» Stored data
○ ○ ○ ○ ○ ○ ○

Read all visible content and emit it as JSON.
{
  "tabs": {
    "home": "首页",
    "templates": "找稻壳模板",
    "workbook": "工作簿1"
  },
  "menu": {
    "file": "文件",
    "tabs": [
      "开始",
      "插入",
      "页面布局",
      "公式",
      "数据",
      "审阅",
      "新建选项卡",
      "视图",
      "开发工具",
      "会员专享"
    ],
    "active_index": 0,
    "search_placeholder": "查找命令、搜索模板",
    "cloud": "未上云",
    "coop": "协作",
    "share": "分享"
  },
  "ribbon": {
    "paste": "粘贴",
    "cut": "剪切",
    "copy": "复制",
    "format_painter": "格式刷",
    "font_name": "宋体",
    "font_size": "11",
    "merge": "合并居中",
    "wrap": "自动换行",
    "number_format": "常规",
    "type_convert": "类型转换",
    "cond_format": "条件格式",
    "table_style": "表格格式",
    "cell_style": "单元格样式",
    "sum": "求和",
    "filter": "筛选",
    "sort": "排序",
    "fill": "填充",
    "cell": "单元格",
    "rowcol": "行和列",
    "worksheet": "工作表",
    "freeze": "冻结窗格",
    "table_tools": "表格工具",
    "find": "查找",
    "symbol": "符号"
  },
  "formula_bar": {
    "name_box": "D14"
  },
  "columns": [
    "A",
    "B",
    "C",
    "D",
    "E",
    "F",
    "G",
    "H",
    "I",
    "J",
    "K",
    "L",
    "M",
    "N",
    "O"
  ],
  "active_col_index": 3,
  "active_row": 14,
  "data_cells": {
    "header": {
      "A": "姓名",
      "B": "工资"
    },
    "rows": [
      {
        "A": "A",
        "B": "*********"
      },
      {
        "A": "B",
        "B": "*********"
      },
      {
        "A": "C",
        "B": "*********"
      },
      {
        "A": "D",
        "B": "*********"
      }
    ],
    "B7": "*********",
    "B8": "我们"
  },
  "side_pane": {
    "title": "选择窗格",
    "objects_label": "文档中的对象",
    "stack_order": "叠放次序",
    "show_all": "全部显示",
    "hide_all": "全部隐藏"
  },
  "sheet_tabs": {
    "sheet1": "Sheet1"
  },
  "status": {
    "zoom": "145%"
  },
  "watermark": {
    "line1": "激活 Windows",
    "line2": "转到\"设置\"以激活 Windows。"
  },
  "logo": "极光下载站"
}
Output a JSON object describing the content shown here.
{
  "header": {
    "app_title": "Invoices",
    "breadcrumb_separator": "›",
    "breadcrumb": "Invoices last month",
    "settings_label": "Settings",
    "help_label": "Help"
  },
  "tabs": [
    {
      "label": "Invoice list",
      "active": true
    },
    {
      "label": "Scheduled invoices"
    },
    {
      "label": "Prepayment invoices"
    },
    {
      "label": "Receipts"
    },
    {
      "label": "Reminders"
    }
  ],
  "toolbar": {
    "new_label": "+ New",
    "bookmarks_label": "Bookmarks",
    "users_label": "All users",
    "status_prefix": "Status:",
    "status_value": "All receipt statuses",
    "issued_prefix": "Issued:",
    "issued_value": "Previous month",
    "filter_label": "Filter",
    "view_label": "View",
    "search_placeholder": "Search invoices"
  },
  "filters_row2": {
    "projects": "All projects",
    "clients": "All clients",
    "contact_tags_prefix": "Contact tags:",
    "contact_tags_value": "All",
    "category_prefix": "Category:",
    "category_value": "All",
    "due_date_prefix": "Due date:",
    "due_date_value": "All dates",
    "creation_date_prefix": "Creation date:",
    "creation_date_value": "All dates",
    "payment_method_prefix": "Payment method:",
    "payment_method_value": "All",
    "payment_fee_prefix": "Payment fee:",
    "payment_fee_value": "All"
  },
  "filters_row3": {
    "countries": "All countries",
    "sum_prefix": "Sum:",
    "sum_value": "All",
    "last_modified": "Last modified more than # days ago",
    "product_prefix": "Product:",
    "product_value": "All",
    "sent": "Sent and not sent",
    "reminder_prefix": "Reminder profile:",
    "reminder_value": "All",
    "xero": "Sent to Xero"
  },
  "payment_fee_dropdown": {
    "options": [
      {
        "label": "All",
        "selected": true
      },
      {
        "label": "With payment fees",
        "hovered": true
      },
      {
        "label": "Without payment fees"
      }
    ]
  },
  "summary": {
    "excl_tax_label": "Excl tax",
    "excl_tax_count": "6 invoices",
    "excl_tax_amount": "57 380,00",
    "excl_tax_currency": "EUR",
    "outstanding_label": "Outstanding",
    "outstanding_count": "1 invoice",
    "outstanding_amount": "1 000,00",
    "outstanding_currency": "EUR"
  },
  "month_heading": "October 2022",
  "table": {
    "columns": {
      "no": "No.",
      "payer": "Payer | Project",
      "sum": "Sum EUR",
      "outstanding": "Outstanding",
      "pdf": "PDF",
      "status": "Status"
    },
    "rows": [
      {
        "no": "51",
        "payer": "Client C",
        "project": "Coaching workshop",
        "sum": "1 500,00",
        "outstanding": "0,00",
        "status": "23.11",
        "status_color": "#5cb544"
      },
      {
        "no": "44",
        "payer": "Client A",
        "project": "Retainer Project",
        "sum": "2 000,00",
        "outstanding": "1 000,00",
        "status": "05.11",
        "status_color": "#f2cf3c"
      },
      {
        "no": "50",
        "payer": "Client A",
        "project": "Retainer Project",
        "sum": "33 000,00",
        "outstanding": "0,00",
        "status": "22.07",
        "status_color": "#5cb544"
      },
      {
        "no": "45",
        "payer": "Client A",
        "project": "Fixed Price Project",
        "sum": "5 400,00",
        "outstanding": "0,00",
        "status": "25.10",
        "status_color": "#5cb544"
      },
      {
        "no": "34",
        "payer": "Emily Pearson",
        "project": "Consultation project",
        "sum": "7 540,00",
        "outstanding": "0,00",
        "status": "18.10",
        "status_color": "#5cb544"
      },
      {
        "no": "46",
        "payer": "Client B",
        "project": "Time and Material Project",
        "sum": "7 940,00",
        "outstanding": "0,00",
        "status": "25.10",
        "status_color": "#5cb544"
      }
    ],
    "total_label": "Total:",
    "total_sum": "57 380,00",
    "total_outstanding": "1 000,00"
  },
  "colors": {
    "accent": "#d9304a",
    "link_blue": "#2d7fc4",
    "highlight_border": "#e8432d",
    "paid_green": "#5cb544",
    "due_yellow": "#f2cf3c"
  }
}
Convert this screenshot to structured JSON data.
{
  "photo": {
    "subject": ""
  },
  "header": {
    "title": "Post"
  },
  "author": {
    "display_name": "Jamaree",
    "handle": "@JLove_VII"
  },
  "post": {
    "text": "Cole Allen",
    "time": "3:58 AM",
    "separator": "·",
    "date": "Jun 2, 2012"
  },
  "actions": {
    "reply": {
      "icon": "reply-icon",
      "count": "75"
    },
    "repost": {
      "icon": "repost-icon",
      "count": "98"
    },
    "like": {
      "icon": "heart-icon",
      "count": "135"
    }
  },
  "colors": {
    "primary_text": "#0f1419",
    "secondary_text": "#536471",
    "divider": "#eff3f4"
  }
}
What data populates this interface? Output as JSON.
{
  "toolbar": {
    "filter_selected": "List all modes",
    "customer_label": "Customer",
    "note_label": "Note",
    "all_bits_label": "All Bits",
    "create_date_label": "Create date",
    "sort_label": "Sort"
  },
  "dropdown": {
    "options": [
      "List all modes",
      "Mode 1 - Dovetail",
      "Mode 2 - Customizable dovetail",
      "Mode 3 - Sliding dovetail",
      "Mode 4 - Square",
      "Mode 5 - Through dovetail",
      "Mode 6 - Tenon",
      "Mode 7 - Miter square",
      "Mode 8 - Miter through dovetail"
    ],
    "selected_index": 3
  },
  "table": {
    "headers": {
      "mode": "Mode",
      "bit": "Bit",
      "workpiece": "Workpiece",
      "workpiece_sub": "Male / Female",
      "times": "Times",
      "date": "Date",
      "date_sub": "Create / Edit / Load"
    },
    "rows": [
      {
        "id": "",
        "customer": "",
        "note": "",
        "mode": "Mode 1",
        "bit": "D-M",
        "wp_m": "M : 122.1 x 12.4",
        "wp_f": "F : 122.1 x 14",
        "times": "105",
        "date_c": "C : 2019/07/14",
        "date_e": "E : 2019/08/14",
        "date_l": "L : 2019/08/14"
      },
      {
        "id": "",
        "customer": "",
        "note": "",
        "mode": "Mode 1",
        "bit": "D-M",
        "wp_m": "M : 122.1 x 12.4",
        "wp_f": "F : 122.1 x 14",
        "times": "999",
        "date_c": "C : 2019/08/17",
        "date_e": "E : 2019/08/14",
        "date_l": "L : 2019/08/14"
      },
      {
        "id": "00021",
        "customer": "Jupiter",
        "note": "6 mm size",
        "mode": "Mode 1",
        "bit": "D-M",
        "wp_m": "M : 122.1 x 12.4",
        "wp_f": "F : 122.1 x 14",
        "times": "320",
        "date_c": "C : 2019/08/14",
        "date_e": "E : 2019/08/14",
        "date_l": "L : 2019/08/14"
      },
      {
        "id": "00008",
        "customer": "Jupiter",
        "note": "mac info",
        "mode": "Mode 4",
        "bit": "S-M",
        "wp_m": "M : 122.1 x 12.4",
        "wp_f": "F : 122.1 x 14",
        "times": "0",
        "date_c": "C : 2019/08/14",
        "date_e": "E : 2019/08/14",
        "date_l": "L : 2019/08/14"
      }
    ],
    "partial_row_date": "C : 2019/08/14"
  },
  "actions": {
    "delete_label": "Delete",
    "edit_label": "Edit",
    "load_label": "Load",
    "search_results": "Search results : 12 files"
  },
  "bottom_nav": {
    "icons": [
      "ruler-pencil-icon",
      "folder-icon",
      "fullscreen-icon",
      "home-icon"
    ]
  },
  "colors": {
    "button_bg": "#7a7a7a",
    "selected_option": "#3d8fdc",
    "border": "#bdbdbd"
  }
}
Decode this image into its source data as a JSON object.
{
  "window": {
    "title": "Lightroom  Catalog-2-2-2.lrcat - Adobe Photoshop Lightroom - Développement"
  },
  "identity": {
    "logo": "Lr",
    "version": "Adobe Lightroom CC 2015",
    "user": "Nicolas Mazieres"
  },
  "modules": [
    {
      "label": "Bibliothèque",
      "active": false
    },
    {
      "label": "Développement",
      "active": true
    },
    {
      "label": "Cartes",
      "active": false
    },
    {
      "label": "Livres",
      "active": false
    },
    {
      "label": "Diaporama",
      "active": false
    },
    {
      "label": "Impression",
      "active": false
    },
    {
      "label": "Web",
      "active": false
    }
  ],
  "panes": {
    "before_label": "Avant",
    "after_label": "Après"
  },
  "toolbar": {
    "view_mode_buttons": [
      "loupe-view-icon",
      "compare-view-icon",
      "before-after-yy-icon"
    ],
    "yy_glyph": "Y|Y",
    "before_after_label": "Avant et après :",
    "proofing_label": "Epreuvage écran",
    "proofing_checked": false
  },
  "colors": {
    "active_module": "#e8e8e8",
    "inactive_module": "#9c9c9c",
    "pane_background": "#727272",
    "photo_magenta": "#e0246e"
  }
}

○ ○ ○ ○ ○ ○ ○

» Work to complete
Count the lines in the records above that contain the word "times", and give only the number.

» Finished task
5